What is asked:
Go through the entries below and write each one out exactly.

━━━━━━━━━━━━━━━━━━━━

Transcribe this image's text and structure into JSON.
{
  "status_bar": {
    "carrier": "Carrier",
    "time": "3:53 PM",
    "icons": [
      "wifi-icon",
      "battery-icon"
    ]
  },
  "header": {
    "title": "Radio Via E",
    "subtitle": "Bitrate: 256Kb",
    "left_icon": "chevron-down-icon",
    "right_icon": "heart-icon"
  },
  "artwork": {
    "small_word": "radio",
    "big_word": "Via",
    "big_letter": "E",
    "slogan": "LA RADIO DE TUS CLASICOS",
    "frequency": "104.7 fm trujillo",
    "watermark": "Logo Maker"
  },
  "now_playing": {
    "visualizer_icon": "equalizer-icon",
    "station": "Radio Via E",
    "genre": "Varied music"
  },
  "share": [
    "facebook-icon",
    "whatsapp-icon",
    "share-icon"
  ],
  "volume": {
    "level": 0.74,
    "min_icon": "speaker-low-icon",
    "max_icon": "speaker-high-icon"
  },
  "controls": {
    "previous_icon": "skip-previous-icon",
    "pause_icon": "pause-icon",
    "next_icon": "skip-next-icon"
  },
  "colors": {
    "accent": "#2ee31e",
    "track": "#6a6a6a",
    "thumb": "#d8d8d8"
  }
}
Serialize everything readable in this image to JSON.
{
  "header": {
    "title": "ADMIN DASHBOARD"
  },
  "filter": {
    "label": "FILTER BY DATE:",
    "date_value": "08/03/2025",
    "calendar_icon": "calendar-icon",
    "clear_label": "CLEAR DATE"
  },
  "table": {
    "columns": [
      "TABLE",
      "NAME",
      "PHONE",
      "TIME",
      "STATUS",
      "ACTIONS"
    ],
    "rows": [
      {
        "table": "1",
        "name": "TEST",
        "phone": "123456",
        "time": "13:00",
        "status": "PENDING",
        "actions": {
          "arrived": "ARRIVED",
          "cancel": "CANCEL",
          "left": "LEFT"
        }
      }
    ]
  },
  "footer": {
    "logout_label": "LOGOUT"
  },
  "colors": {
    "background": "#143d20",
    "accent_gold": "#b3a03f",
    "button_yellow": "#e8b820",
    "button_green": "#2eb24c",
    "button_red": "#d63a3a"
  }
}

━━━━━━━━━━━━━━━━━━━━

Response:
Transcribe this image's text and structure into JSON.
{
  "status_bar": {
    "carrier": "Carrier",
    "time": "3:53 PM",
    "icons": [
      "wifi-icon",
      "battery-icon"
    ]
  },
  "header": {
    "title": "Radio Via E",
    "subtitle": "Bitrate: 256Kb",
    "left_icon": "chevron-down-icon",
    "right_icon": "heart-icon"
  },
  "artwork": {
    "small_word": "radio",
    "big_word": "Via",
    "big_letter": "E",
    "slogan": "LA RADIO DE TUS CLASICOS",
    "frequency": "104.7 fm trujillo",
    "watermark": "Logo Maker"
  },
  "now_playing": {
    "visualizer_icon": "equalizer-icon",
    "station": "Radio Via E",
    "genre": "Varied music"
  },
  "share": [
    "facebook-icon",
    "whatsapp-icon",
    "share-icon"
  ],
  "volume": {
    "level": 0.74,
    "min_icon": "speaker-low-icon",
    "max_icon": "speaker-high-icon"
  },
  "controls": {
    "previous_icon": "skip-previous-icon",
    "pause_icon": "pause-icon",
    "next_icon": "skip-next-icon"
  },
  "colors": {
    "accent": "#2ee31e",
    "track": "#6a6a6a",
    "thumb": "#d8d8d8"
  }
}
Serialize everything readable in this image to JSON.
{
  "header": {
    "title": "ADMIN DASHBOARD"
  },
  "filter": {
    "label": "FILTER BY DATE:",
    "date_value": "08/03/2025",
    "calendar_icon": "calendar-icon",
    "clear_label": "CLEAR DATE"
  },
  "table": {
    "columns": [
      "TABLE",
      "NAME",
      "PHONE",
      "TIME",
      "STATUS",
      "ACTIONS"
    ],
    "rows": [
      {
        "table": "1",
        "name": "TEST",
        "phone": "123456",
        "time": "13:00",
        "status": "PENDING",
        "actions": {
          "arrived": "ARRIVED",
          "cancel": "CANCEL",
          "left": "LEFT"
        }
      }
    ]
  },
  "footer": {
    "logout_label": "LOGOUT"
  },
  "colors": {
    "background": "#143d20",
    "accent_gold": "#b3a03f",
    "button_yellow": "#e8b820",
    "button_green": "#2eb24c",
    "button_red": "#d63a3a"
  }
}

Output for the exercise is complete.